◆ **Records for the exercise**:
· · · · · · ·
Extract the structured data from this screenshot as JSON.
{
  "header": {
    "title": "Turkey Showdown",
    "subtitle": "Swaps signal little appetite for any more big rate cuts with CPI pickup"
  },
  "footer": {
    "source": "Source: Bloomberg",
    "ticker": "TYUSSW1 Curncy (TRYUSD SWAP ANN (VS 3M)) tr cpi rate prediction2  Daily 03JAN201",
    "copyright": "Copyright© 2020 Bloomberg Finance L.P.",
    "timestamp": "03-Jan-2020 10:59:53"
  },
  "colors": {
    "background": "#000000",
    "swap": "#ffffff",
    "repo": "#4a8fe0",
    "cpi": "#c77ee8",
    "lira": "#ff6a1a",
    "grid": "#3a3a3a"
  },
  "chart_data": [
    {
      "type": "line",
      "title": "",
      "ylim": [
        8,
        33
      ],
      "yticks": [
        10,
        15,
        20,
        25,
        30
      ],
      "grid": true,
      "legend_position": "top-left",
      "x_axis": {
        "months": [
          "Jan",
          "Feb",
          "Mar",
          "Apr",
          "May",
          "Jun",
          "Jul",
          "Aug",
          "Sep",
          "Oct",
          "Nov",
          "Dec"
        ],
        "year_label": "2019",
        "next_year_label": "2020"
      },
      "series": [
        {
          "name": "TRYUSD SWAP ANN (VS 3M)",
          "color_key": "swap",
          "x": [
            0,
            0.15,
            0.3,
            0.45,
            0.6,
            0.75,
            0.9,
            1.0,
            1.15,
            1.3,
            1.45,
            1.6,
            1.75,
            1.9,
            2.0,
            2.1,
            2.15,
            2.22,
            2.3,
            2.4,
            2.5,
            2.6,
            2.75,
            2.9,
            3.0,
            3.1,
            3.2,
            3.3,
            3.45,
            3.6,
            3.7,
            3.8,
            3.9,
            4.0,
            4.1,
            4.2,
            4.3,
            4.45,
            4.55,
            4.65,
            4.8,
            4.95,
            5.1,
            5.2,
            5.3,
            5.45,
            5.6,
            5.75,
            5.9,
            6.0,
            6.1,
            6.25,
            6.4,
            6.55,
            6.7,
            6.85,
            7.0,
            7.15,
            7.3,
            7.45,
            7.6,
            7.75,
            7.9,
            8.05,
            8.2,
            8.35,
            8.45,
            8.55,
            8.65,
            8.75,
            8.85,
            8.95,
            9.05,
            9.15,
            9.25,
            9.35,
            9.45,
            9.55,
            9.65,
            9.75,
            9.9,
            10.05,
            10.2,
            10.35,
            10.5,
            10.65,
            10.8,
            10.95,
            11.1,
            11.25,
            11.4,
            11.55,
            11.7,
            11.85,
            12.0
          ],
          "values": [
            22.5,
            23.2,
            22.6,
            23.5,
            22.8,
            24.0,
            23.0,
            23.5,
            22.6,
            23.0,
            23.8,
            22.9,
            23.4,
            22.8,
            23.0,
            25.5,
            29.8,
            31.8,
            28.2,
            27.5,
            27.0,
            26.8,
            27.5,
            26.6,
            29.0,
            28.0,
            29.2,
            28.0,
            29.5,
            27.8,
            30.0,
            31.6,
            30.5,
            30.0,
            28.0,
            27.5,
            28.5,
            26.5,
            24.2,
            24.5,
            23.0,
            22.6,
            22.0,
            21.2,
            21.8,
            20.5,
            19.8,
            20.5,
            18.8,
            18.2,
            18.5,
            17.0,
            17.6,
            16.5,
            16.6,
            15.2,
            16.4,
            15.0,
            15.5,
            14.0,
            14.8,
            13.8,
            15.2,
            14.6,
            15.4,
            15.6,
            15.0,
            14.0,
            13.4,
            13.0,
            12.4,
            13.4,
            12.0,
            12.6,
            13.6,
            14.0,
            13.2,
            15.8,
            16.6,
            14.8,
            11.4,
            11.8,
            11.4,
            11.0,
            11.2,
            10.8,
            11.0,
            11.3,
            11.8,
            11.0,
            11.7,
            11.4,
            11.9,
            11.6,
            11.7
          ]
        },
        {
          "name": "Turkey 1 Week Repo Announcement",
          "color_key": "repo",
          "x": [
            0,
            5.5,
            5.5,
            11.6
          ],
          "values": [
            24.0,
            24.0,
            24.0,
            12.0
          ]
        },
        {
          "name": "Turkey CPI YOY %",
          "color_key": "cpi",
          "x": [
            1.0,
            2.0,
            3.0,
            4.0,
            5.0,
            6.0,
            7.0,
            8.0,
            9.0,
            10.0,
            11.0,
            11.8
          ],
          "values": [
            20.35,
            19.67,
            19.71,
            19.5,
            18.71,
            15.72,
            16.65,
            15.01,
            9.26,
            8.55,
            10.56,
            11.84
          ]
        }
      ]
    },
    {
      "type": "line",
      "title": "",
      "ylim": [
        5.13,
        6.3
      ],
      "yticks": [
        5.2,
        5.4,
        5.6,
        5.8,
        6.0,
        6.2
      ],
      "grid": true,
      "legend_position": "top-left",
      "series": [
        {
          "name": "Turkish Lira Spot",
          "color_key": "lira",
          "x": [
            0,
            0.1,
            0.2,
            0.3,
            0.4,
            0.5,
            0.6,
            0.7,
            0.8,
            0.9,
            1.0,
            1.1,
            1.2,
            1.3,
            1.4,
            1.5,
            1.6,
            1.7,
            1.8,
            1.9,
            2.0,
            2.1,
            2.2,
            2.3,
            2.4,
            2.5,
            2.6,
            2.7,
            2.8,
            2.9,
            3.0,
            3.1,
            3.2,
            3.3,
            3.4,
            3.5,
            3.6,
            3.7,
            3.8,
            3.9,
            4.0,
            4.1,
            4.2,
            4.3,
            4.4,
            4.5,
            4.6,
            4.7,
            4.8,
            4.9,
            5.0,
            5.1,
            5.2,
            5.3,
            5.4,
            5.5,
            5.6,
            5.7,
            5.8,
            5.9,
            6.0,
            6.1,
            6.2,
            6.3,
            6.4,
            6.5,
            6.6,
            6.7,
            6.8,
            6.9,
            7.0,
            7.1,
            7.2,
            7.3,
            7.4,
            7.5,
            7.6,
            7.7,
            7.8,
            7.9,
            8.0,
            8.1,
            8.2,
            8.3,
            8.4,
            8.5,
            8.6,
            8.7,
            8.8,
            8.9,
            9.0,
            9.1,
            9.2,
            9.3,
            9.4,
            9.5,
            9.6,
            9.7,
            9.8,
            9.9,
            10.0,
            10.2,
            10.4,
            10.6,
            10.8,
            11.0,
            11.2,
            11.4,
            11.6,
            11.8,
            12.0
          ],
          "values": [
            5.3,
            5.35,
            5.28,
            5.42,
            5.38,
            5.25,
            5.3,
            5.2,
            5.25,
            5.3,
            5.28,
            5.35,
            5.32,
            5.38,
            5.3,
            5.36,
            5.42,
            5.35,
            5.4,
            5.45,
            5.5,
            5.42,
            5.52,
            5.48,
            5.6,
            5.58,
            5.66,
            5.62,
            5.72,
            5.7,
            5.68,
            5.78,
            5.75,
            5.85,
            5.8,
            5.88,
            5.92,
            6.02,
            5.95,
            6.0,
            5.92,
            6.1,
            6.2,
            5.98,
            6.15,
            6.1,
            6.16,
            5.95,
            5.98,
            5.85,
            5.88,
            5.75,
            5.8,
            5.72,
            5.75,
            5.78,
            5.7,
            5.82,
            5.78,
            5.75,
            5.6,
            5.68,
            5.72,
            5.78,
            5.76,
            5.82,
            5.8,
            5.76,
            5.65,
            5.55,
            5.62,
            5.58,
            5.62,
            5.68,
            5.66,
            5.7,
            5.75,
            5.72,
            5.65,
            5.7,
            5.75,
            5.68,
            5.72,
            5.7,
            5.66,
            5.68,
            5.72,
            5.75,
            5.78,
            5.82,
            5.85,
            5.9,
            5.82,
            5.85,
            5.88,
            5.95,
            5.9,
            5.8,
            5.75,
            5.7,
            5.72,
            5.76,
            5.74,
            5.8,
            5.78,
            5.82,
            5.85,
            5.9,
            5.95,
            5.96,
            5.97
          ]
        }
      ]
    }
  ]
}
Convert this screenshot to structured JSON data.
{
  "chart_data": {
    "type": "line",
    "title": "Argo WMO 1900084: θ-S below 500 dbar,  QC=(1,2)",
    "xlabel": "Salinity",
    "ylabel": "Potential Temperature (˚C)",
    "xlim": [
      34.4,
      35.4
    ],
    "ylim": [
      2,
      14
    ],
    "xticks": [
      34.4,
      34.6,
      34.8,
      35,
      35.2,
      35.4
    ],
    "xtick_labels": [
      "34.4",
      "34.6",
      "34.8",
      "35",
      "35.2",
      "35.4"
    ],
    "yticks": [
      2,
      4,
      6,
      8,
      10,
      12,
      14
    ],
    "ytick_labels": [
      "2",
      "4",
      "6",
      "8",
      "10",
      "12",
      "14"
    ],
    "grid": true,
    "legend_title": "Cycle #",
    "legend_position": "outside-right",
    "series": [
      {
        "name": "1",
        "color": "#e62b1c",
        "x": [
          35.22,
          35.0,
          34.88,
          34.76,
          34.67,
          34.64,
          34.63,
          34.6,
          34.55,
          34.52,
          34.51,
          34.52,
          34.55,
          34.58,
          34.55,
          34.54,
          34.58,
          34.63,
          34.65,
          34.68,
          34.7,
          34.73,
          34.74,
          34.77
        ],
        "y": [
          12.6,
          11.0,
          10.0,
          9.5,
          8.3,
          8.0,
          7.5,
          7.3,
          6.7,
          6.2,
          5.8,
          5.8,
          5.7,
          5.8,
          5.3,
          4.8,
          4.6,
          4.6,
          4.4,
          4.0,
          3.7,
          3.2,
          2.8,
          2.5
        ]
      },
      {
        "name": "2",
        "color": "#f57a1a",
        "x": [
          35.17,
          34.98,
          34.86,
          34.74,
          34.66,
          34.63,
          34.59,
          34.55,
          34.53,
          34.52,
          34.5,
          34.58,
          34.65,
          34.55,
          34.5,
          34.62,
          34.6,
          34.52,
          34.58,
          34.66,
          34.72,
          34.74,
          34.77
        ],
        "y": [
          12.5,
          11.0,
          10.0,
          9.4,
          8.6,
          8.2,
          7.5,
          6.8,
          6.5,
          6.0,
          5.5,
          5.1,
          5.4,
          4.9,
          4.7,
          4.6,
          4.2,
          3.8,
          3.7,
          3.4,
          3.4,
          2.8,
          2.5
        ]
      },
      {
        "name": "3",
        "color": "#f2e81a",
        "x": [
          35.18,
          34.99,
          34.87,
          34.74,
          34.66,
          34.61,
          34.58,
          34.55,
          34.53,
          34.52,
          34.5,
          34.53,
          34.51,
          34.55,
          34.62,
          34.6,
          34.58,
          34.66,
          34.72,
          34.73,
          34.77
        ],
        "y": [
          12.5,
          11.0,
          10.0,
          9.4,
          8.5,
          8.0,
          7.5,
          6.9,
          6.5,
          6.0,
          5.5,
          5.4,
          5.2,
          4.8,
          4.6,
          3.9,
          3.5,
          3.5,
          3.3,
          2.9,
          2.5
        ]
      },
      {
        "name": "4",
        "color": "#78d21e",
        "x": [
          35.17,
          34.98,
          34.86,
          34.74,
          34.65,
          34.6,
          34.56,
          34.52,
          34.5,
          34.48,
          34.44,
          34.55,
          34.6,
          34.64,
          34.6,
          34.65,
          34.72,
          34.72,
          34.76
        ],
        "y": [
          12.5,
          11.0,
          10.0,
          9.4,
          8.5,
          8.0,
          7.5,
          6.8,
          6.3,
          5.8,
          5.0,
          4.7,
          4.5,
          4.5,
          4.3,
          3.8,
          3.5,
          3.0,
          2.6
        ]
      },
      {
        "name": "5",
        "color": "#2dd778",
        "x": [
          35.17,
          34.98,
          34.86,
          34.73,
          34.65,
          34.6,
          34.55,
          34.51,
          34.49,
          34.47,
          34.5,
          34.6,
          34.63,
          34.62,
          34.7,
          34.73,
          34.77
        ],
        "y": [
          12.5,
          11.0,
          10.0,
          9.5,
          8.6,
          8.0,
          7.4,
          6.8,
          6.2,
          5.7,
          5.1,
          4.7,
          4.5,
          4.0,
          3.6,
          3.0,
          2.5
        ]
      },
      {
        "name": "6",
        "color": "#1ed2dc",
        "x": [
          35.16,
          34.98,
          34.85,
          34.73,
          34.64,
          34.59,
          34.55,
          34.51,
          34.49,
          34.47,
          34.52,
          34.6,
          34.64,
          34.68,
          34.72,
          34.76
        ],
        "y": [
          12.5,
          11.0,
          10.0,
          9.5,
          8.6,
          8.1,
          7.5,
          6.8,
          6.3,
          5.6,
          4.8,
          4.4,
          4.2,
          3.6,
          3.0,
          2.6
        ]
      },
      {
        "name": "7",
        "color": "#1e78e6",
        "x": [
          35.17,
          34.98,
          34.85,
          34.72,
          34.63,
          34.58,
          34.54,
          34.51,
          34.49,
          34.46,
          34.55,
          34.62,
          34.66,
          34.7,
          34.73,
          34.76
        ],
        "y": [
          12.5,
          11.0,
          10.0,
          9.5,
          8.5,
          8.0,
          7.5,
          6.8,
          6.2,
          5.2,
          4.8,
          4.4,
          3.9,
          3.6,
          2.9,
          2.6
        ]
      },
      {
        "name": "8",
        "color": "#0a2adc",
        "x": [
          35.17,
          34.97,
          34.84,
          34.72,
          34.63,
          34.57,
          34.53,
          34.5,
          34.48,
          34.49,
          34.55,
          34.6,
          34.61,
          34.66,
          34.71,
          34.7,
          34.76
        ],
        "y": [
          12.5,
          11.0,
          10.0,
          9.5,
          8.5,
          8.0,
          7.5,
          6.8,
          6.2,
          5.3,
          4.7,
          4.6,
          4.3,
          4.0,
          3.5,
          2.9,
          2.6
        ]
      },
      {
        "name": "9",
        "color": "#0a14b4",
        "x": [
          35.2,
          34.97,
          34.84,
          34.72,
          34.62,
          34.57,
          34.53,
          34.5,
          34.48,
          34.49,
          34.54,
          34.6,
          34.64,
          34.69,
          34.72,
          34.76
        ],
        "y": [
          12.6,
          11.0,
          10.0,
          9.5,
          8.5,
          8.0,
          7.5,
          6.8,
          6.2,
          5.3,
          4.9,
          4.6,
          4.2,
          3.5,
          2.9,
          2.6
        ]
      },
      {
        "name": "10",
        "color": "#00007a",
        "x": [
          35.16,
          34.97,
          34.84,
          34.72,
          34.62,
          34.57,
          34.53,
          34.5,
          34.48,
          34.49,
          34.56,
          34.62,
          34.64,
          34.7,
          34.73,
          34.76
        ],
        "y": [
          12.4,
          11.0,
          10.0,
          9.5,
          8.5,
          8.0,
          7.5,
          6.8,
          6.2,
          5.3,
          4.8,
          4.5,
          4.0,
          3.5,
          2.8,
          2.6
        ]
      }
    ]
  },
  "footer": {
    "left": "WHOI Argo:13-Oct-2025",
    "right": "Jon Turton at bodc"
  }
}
· · · · · · ·
◆ **Instructions to follow**:
Using the listing, say how many lines include the word "screenshot", and add nothing else.

◆ **Answer in full**:
2